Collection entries
────────────────────────────────────────

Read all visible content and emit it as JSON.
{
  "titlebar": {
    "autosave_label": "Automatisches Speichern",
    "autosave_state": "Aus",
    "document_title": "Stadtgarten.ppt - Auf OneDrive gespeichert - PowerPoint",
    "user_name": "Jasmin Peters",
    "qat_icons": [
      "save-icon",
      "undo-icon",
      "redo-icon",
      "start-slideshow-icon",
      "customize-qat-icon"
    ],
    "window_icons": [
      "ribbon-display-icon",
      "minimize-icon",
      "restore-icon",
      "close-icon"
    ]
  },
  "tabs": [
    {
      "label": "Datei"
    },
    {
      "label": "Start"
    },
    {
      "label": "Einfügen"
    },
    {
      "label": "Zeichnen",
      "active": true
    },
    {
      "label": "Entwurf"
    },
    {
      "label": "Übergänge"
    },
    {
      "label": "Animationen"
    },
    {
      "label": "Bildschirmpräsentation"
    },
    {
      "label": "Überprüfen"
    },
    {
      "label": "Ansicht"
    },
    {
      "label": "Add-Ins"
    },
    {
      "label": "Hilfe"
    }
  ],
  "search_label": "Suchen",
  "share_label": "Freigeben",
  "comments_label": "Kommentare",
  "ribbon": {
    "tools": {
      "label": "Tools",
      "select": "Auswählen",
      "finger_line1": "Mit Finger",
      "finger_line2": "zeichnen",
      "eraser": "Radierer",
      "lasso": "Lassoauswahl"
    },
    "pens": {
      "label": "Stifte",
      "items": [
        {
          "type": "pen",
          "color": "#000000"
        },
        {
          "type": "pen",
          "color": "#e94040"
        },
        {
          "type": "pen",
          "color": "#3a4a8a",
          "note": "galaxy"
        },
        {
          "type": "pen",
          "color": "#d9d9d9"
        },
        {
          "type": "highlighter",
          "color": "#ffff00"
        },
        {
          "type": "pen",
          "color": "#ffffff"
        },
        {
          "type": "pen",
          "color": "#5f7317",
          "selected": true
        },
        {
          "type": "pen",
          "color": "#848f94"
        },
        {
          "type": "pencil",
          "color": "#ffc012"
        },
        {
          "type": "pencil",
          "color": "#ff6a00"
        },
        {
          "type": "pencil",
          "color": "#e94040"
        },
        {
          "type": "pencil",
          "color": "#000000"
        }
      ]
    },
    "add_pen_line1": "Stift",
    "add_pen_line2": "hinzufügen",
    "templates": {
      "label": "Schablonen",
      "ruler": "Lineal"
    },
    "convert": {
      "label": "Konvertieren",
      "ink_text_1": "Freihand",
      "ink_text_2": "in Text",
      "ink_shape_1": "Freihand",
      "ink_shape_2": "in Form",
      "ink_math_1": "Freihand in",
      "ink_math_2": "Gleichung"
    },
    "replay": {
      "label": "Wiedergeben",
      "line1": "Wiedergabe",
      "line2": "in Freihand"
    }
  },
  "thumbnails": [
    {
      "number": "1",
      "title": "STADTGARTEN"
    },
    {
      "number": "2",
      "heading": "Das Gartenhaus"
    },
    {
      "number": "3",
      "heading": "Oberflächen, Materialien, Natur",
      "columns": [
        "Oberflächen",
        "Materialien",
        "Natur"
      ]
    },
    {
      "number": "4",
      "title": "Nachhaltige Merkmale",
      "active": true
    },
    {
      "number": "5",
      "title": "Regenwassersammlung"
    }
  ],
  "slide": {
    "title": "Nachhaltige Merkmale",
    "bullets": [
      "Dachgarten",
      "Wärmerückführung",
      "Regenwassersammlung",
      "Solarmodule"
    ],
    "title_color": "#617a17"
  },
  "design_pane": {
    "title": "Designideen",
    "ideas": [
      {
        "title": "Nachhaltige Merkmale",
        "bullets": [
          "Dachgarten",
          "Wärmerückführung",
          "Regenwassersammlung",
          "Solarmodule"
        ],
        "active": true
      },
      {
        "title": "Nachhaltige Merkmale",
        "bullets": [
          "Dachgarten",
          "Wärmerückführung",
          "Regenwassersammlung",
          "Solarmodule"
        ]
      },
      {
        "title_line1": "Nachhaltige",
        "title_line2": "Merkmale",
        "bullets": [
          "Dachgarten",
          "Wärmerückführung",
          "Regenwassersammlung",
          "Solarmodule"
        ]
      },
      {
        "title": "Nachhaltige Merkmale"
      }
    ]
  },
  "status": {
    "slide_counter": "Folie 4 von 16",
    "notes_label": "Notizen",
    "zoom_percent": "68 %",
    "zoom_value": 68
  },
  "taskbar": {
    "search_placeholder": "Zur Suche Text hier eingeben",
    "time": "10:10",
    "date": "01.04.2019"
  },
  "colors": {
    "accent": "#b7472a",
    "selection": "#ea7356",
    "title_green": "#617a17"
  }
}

────────────────────────────────────────

Above are the records; retype every one exactly.

Read all visible content and emit it as JSON.
{
  "titlebar": {
    "autosave_label": "Automatisches Speichern",
    "autosave_state": "Aus",
    "document_title": "Stadtgarten.ppt - Auf OneDrive gespeichert - PowerPoint",
    "user_name": "Jasmin Peters",
    "qat_icons": [
      "save-icon",
      "undo-icon",
      "redo-icon",
      "start-slideshow-icon",
      "customize-qat-icon"
    ],
    "window_icons": [
      "ribbon-display-icon",
      "minimize-icon",
      "restore-icon",
      "close-icon"
    ]
  },
  "tabs": [
    {
      "label": "Datei"
    },
    {
      "label": "Start"
    },
    {
      "label": "Einfügen"
    },
    {
      "label": "Zeichnen",
      "active": true
    },
    {
      "label": "Entwurf"
    },
    {
      "label": "Übergänge"
    },
    {
      "label": "Animationen"
    },
    {
      "label": "Bildschirmpräsentation"
    },
    {
      "label": "Überprüfen"
    },
    {
      "label": "Ansicht"
    },
    {
      "label": "Add-Ins"
    },
    {
      "label": "Hilfe"
    }
  ],
  "search_label": "Suchen",
  "share_label": "Freigeben",
  "comments_label": "Kommentare",
  "ribbon": {
    "tools": {
      "label": "Tools",
      "select": "Auswählen",
      "finger_line1": "Mit Finger",
      "finger_line2": "zeichnen",
      "eraser": "Radierer",
      "lasso": "Lassoauswahl"
    },
    "pens": {
      "label": "Stifte",
      "items": [
        {
          "type": "pen",
          "color": "#000000"
        },
        {
          "type": "pen",
          "color": "#e94040"
        },
        {
          "type": "pen",
          "color": "#3a4a8a",
          "note": "galaxy"
        },
        {
          "type": "pen",
          "color": "#d9d9d9"
        },
        {
          "type": "highlighter",
          "color": "#ffff00"
        },
        {
          "type": "pen",
          "color": "#ffffff"
        },
        {
          "type": "pen",
          "color": "#5f7317",
          "selected": true
        },
        {
          "type": "pen",
          "color": "#848f94"
        },
        {
          "type": "pencil",
          "color": "#ffc012"
        },
        {
          "type": "pencil",
          "color": "#ff6a00"
        },
        {
          "type": "pencil",
          "color": "#e94040"
        },
        {
          "type": "pencil",
          "color": "#000000"
        }
      ]
    },
    "add_pen_line1": "Stift",
    "add_pen_line2": "hinzufügen",
    "templates": {
      "label": "Schablonen",
      "ruler": "Lineal"
    },
    "convert": {
      "label": "Konvertieren",
      "ink_text_1": "Freihand",
      "ink_text_2": "in Text",
      "ink_shape_1": "Freihand",
      "ink_shape_2": "in Form",
      "ink_math_1": "Freihand in",
      "ink_math_2": "Gleichung"
    },
    "replay": {
      "label": "Wiedergeben",
      "line1": "Wiedergabe",
      "line2": "in Freihand"
    }
  },
  "thumbnails": [
    {
      "number": "1",
      "title": "STADTGARTEN"
    },
    {
      "number": "2",
      "heading": "Das Gartenhaus"
    },
    {
      "number": "3",
      "heading": "Oberflächen, Materialien, Natur",
      "columns": [
        "Oberflächen",
        "Materialien",
        "Natur"
      ]
    },
    {
      "number": "4",
      "title": "Nachhaltige Merkmale",
      "active": true
    },
    {
      "number": "5",
      "title": "Regenwassersammlung"
    }
  ],
  "slide": {
    "title": "Nachhaltige Merkmale",
    "bullets": [
      "Dachgarten",
      "Wärmerückführung",
      "Regenwassersammlung",
      "Solarmodule"
    ],
    "title_color": "#617a17"
  },
  "design_pane": {
    "title": "Designideen",
    "ideas": [
      {
        "title": "Nachhaltige Merkmale",
        "bullets": [
          "Dachgarten",
          "Wärmerückführung",
          "Regenwassersammlung",
          "Solarmodule"
        ],
        "active": true
      },
      {
        "title": "Nachhaltige Merkmale",
        "bullets": [
          "Dachgarten",
          "Wärmerückführung",
          "Regenwassersammlung",
          "Solarmodule"
        ]
      },
      {
        "title_line1": "Nachhaltige",
        "title_line2": "Merkmale",
        "bullets": [
          "Dachgarten",
          "Wärmerückführung",
          "Regenwassersammlung",
          "Solarmodule"
        ]
      },
      {
        "title": "Nachhaltige Merkmale"
      }
    ]
  },
  "status": {
    "slide_counter": "Folie 4 von 16",
    "notes_label": "Notizen",
    "zoom_percent": "68 %",
    "zoom_value": 68
  },
  "taskbar": {
    "search_placeholder": "Zur Suche Text hier eingeben",
    "time": "10:10",
    "date": "01.04.2019"
  },
  "colors": {
    "accent": "#b7472a",
    "selection": "#ea7356",
    "title_green": "#617a17"
  }
}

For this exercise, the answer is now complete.